===== EXCERPT PROVIDED
Nathanson seems to agree, noting: “Rapid integration and lower costs have improved the return on investment (ROI) models, but the broader use is what’s really had the greatest impact over the past few years. As with any Automatic Identification and Data Capture (AIDC) solution, the more pervasive the technology is throughout the value chain, the greater the benefit.
“So as RFID continues to percolate through the enterprise and value chain, the business models will become increasingly more attractive and easier to justify.”
Nathanson cites a survey undertaken by VDC Research in the fourth quarter of last year that showed the average improvement in a company’s performance that could be attributed to RFID implementation was approximately 30%, in some cases rising above 40%.
With the prevalence of pilot projects providing benchmark data to allow easier formulation of a business case for RFID adoption, Nathanson believes that RFID is rapidly approaching the critical mass stage of its technology adoption curve that will render RFID an essential part of many business operations.
When pioneers of any given technological innovation have had their ranks bolstered by the early adopters of the technology, progress towards this stage continues apace. And once it is reached the companies involved from the outset often make the greatest gains.
However, for a technology rather simple in it’s method of operation, it’s integration has to carefully managed to ensure that the benefits expected are realistic in situ.
Three years ago, a manufacturer and distributor of steel coils approached automated inventory control solutions firm SPEDE (Standard Platform for Electronic Data Entry) Technologies about an RFID pilot project.
The coil manufacturer wanted to automate the coil picking process using a bridge crane fitted with RFID sensors along the bridge. The crane could also record the position of stored coils using x,y,z positioning.
The firm’s intention was to have the crane identify the correct coil, which would have an RFID tag on it’s packaging, before handling the coil.
However, in a warehouse environment featuring thousands of metal coils stacked several feet high, the interference in the radio frequency signal caused by the abundance of metal in the environment rendered accurate identification impossible.
SPEDE technologies’ Bob Bunsey explained: “If you have a coil bay that has different size coils, stacked at different heights you are going to get reflections. Certain things can be done to minimise any issues, but you will not get 100% certainty.”
==========
ACTION ITEM A: In the excerpt on RFID adoption, what average improvement in company performance did the VDC Research survey attribute to RFID implementation?
ACTION ITEM B: From the excerpt on RFID adoption, return the part that opens with the words containing "Three years ago, a" and closes with "accurate identification impossible.".
ACTION ITEM C: Take the article on RFID adoption further, starting after its final sentence.
===== EXCERPTED RECORDS
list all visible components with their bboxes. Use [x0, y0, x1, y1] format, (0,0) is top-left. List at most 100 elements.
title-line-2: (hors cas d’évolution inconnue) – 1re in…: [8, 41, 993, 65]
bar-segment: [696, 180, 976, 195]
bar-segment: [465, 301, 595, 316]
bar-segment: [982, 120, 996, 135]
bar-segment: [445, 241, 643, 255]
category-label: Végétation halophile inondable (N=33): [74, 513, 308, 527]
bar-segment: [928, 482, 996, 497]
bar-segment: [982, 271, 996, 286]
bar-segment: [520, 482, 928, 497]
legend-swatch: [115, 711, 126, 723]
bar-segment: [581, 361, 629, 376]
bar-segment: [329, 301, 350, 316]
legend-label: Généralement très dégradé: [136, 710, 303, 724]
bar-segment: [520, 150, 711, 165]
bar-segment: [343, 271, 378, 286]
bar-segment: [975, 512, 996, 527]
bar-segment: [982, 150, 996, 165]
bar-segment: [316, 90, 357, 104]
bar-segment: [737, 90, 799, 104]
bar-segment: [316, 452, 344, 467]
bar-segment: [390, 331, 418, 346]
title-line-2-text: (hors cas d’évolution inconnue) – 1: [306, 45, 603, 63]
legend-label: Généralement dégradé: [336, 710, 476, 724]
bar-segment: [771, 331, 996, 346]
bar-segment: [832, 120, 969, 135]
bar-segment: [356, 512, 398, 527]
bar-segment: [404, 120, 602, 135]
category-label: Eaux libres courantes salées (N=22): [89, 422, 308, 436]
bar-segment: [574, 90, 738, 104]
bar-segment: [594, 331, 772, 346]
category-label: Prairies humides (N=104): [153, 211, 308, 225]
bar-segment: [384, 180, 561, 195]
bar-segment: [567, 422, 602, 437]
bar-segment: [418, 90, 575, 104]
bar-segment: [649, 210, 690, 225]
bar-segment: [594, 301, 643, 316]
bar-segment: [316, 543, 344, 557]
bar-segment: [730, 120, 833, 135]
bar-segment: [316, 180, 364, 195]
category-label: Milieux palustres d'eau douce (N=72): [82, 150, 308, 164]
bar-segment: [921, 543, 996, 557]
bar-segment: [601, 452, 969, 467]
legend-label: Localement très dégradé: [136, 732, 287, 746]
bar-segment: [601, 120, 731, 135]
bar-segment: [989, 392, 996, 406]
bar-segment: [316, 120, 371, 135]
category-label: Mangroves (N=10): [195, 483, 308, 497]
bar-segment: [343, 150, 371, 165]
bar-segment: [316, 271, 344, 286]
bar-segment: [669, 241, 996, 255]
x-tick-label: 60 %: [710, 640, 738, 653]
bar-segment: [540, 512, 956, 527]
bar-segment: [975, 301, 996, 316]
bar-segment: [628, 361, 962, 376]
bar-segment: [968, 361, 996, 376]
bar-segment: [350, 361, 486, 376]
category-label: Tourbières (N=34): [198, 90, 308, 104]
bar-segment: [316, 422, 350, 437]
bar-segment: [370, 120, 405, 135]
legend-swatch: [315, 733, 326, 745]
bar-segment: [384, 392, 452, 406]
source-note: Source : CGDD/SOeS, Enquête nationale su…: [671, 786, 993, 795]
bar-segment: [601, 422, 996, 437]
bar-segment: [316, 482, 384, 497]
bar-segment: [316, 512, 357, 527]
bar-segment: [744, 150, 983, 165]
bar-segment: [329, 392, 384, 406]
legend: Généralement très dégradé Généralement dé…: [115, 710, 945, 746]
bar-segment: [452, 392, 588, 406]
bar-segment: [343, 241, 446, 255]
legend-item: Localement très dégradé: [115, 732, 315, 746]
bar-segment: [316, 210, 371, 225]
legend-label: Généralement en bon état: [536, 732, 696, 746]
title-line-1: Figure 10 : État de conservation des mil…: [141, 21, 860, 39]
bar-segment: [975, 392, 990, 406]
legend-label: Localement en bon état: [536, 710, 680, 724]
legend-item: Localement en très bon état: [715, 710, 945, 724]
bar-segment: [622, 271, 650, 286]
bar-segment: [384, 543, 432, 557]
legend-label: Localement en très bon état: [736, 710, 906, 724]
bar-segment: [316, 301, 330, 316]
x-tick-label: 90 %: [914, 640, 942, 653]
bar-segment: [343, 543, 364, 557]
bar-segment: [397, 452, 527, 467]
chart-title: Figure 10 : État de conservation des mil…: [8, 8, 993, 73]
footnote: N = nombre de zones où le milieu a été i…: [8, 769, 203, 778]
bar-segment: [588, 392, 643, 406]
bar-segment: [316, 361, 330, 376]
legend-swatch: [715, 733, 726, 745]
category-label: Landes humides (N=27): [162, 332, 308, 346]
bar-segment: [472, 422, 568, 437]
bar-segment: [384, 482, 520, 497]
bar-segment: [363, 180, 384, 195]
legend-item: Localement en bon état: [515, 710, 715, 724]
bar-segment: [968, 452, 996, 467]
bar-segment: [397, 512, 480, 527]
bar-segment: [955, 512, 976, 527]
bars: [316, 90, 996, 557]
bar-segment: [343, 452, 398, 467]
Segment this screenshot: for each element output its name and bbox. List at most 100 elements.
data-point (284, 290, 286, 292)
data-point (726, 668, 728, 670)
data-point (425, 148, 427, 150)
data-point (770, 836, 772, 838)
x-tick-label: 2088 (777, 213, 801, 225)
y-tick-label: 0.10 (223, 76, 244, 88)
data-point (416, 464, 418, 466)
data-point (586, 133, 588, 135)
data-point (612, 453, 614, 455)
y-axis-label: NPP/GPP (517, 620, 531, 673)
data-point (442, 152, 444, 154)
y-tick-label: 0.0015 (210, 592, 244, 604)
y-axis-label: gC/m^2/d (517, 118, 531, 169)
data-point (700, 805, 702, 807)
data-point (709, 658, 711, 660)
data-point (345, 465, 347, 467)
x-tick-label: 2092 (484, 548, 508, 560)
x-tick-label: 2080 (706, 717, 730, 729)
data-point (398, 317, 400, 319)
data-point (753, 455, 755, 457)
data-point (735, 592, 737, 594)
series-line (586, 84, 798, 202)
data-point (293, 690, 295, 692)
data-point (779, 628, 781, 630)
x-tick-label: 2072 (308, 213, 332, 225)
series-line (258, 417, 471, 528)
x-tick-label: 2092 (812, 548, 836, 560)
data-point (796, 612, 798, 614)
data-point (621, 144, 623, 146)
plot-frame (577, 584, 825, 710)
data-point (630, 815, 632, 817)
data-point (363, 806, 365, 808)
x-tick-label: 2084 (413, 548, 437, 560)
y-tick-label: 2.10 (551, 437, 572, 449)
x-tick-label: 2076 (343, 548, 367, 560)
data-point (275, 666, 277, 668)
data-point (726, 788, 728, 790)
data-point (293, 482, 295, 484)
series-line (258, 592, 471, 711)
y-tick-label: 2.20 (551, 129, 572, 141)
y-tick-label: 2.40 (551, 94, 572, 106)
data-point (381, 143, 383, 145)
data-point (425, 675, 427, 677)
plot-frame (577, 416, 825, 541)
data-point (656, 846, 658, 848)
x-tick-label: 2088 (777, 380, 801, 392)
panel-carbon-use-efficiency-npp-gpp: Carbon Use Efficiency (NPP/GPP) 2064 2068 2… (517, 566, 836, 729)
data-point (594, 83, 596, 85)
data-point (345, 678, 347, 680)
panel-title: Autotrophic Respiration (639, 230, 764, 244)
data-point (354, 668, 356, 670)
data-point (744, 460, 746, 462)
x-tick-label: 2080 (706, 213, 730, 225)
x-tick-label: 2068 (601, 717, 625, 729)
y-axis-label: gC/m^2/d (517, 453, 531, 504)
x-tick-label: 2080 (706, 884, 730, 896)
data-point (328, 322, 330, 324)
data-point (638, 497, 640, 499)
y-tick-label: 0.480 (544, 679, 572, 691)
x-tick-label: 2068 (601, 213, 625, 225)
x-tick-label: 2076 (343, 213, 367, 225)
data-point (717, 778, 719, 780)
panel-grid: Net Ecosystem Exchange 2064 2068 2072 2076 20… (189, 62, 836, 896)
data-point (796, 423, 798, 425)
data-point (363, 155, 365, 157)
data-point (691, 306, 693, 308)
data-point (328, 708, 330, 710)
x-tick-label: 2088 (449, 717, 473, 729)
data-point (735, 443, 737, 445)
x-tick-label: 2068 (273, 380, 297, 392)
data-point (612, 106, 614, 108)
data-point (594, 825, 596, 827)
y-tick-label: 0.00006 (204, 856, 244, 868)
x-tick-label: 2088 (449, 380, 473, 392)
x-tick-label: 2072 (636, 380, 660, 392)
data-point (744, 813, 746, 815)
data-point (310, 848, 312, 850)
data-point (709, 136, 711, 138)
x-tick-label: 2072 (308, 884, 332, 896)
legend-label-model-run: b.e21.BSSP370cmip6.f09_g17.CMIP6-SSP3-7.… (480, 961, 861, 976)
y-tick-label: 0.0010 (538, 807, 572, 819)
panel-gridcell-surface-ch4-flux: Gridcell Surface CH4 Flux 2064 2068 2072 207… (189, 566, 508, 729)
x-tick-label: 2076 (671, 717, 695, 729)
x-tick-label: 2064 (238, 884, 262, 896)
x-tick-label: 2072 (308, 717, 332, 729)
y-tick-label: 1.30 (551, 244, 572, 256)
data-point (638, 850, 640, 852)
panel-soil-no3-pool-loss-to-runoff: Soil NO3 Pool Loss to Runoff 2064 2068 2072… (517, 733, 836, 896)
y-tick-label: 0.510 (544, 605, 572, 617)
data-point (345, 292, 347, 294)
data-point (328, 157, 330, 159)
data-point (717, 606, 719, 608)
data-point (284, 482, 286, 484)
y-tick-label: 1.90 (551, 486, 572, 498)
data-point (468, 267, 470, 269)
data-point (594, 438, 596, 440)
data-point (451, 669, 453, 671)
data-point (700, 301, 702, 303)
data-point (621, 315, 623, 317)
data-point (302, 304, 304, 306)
==========
EXERCISE RESULT A: Approximately 30%, rising above 40% in some cases.

EXERCISE RESULT B:
Three years ago, a manufacturer and distributor of steel coils approached automated inventory control solutions firm SPEDE (Standard Platform for Electronic Data Entry) Technologies about an RFID pilot project.
The coil manufacturer wanted to automate the coil picking process using a bridge crane fitted with RFID sensors along the bridge. The crane could also record the position of stored coils using x,y,z positioning.
The firm’s intention was to have the crane identify the correct coil, which would have an RFID tag on it’s packaging, before handling the coil.
However, in a warehouse environment featuring thousands of metal coils stacked several feet high, the interference in the radio frequency signal caused by the abundance of metal in the environment rendered accurate identification impossible.

EXERCISE RESULT C:
While metal is known to interfere with the accuracy of a read when using Ultra-High Frequency (UHF) RFID, the level dependent on the distance the RFID reader is from the tag, the technology can be tailored with higher signal strengths, the use of High Frequency (HF) tags and shorter read distances.
But this was not acceptable for the client. Bunsey offered the firm different solutions to the problem, including lifting a picked coil above the field of interference and providing a portable reader for the
crane operator to use when interference was an issue, but to no avail.
Bunsey said: “I think it could work if you have the latitude to bring the coil to the cab, but the customer expected 100% read accuracy in an environment where you had stacks of coils, and they wanted to be able to read the tags without lifting above level of the stacks to avoid ‘reflections’ from other metal objects.
“We weren’t able to do it in that environment. It’s very possible with improved RFID readers to adjust the signal strength to limit the spurious reads, but you would need the signal strength changes to be occurring in real-time.”
So there are limitations to the technology but these are becoming better understood, and as technology innovations continue to increase in frequency companies are better placed to understand how to effect better implementation.
And with the technology now very much proven, Nathanson concludes that 2012 will see the technology achieve the critical mass that sparks widespread adoption.